== PROVIDED DATA ==
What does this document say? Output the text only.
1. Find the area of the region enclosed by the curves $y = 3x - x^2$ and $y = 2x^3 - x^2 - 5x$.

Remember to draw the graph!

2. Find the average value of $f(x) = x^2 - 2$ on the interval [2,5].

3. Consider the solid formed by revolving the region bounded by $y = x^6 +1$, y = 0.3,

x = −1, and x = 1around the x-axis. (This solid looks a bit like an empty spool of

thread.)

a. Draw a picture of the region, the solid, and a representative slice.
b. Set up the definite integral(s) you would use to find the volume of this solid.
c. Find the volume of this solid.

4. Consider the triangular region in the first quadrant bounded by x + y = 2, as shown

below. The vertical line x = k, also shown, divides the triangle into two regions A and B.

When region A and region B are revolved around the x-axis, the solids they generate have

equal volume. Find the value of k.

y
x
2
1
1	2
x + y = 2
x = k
===
### GIVEN EXERCISE
Extract every record. Keep wording exact.

### FINAL RESULT
What does this document say? Output the text only.
1. Find the area of the region enclosed by the curves $y = 3x - x^2$ and $y = 2x^3 - x^2 - 5x$.

Remember to draw the graph!

2. Find the average value of $f(x) = x^2 - 2$ on the interval [2,5].

3. Consider the solid formed by revolving the region bounded by $y = x^6 +1$, y = 0.3,

x = −1, and x = 1around the x-axis. (This solid looks a bit like an empty spool of

thread.)

a. Draw a picture of the region, the solid, and a representative slice.
b. Set up the definite integral(s) you would use to find the volume of this solid.
c. Find the volume of this solid.

4. Consider the triangular region in the first quadrant bounded by x + y = 2, as shown

below. The vertical line x = k, also shown, divides the triangle into two regions A and B.

When region A and region B are revolved around the x-axis, the solids they generate have

equal volume. Find the value of k.

y
x
2
1
1	2
x + y = 2
x = k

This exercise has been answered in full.